-------- The records --------
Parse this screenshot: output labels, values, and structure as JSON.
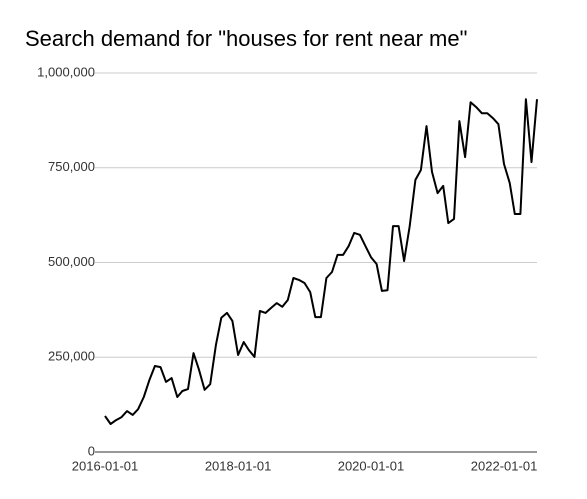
{
  "chart_data": {
    "type": "line",
    "title": "Search demand for \"houses for rent near me\"",
    "x": [
      "2016-01-01",
      "2016-02-01",
      "2016-03-01",
      "2016-04-01",
      "2016-05-01",
      "2016-06-01",
      "2016-07-01",
      "2016-08-01",
      "2016-09-01",
      "2016-10-01",
      "2016-11-01",
      "2016-12-01",
      "2017-01-01",
      "2017-02-01",
      "2017-03-01",
      "2017-04-01",
      "2017-05-01",
      "2017-06-01",
      "2017-07-01",
      "2017-08-01",
      "2017-09-01",
      "2017-10-01",
      "2017-11-01",
      "2017-12-01",
      "2018-01-01",
      "2018-02-01",
      "2018-03-01",
      "2018-04-01",
      "2018-05-01",
      "2018-06-01",
      "2018-07-01",
      "2018-08-01",
      "2018-09-01",
      "2018-10-01",
      "2018-11-01",
      "2018-12-01",
      "2019-01-01",
      "2019-02-01",
      "2019-03-01",
      "2019-04-01",
      "2019-05-01",
      "2019-06-01",
      "2019-07-01",
      "2019-08-01",
      "2019-09-01",
      "2019-10-01",
      "2019-11-01",
      "2019-12-01",
      "2020-01-01",
      "2020-02-01",
      "2020-03-01",
      "2020-04-01",
      "2020-05-01",
      "2020-06-01",
      "2020-07-01",
      "2020-08-01",
      "2020-09-01",
      "2020-10-01",
      "2020-11-01",
      "2020-12-01",
      "2021-01-01",
      "2021-02-01",
      "2021-03-01",
      "2021-04-01",
      "2021-05-01",
      "2021-06-01",
      "2021-07-01",
      "2021-08-01",
      "2021-09-01",
      "2021-10-01",
      "2021-11-01",
      "2021-12-01",
      "2022-01-01",
      "2022-02-01",
      "2022-03-01",
      "2022-04-01",
      "2022-05-01",
      "2022-06-01",
      "2022-07-01"
    ],
    "series": [
      {
        "name": "Search demand",
        "color": "#000000",
        "values": [
          95000,
          74000,
          84000,
          92000,
          108000,
          98000,
          113000,
          145000,
          190000,
          227000,
          224000,
          185000,
          195000,
          145000,
          161000,
          166000,
          261000,
          216000,
          164000,
          179000,
          282000,
          354000,
          367000,
          346000,
          256000,
          290000,
          269000,
          251000,
          372000,
          367000,
          380000,
          393000,
          383000,
          401000,
          459000,
          454000,
          446000,
          422000,
          356000,
          356000,
          459000,
          475000,
          520000,
          520000,
          544000,
          578000,
          573000,
          544000,
          514000,
          496000,
          425000,
          427000,
          596000,
          596000,
          504000,
          596000,
          718000,
          744000,
          860000,
          739000,
          683000,
          702000,
          604000,
          615000,
          873000,
          778000,
          923000,
          910000,
          894000,
          894000,
          881000,
          865000,
          760000,
          710000,
          628000,
          628000,
          931000,
          765000,
          931000
        ]
      }
    ],
    "xlim": [
      "2016-01-01",
      "2022-07-01"
    ],
    "xticks": [
      "2016-01-01",
      "2018-01-01",
      "2020-01-01",
      "2022-01-01"
    ],
    "ylim": [
      0,
      1000000
    ],
    "yticks": [
      0,
      {
        "value": 250000,
        "label": "250,000"
      },
      {
        "value": 500000,
        "label": "500,000"
      },
      {
        "value": 750000,
        "label": "750,000"
      },
      {
        "value": 1000000,
        "label": "1,000,000"
      }
    ],
    "grid": true
  }
}
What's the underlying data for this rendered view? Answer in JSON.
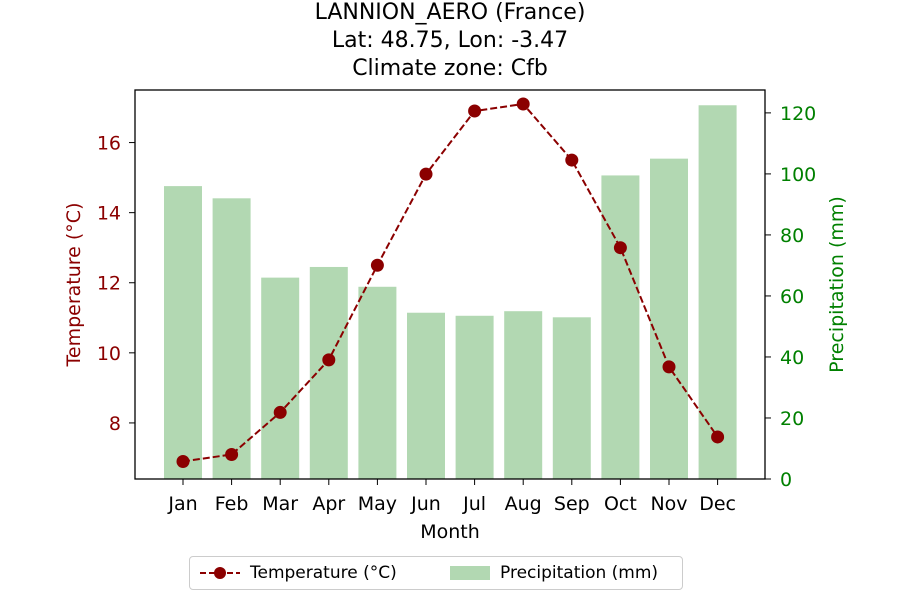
{
  "title_lines": [
    "LANNION_AERO (France)",
    "Lat: 48.75, Lon: -3.47",
    "Climate zone: Cfb"
  ],
  "chart_data": {
    "type": "bar+line",
    "categories": [
      "Jan",
      "Feb",
      "Mar",
      "Apr",
      "May",
      "Jun",
      "Jul",
      "Aug",
      "Sep",
      "Oct",
      "Nov",
      "Dec"
    ],
    "series": [
      {
        "name": "Temperature (°C)",
        "type": "line",
        "axis": "left",
        "color": "#8b0000",
        "values": [
          6.9,
          7.1,
          8.3,
          9.8,
          12.5,
          15.1,
          16.9,
          17.1,
          15.5,
          13.0,
          9.6,
          7.6
        ]
      },
      {
        "name": "Precipitation (mm)",
        "type": "bar",
        "axis": "right",
        "color": "#b2d8b2",
        "values": [
          96,
          92,
          66,
          69.5,
          63,
          54.5,
          53.5,
          55,
          53,
          99.5,
          105,
          122.5
        ]
      }
    ],
    "xlabel": "Month",
    "ylabel_left": "Temperature (°C)",
    "ylabel_right": "Precipitation (mm)",
    "ylim_left": [
      6.4,
      17.5
    ],
    "ylim_right": [
      0,
      127.5
    ],
    "yticks_left": [
      8,
      10,
      12,
      14,
      16
    ],
    "yticks_right": [
      0,
      20,
      40,
      60,
      80,
      100,
      120
    ],
    "left_axis_color": "#8b0000",
    "right_axis_color": "#008000",
    "grid": false,
    "legend_position": "bottom-center"
  }
}
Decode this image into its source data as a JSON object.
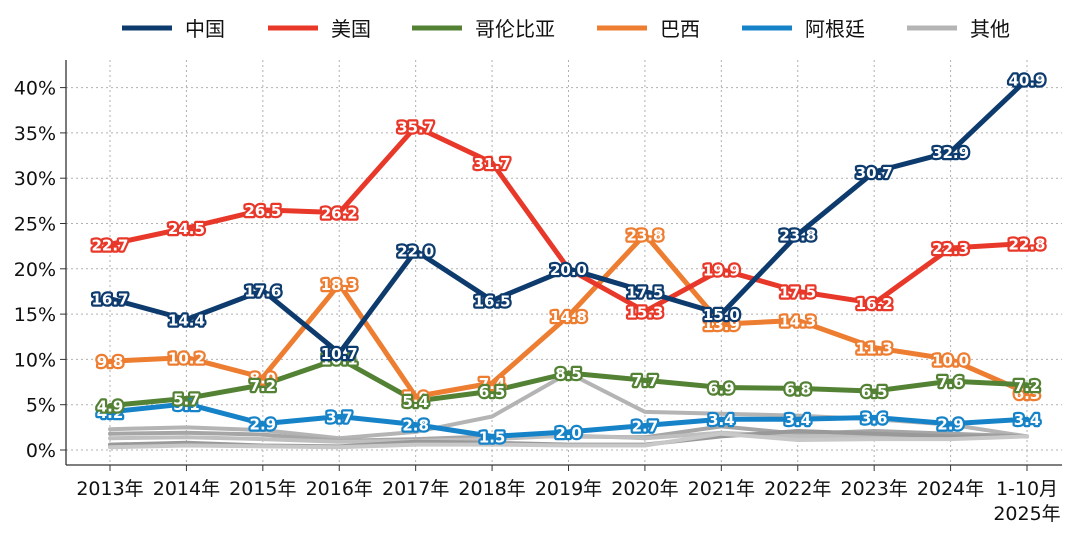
--------
**Task statement**
Scan the listing above for the word "demand" and show each line where it is found.

**Problem solution**
    "title": "Search demand for \"houses for rent near me\"",
        "name": "Search demand",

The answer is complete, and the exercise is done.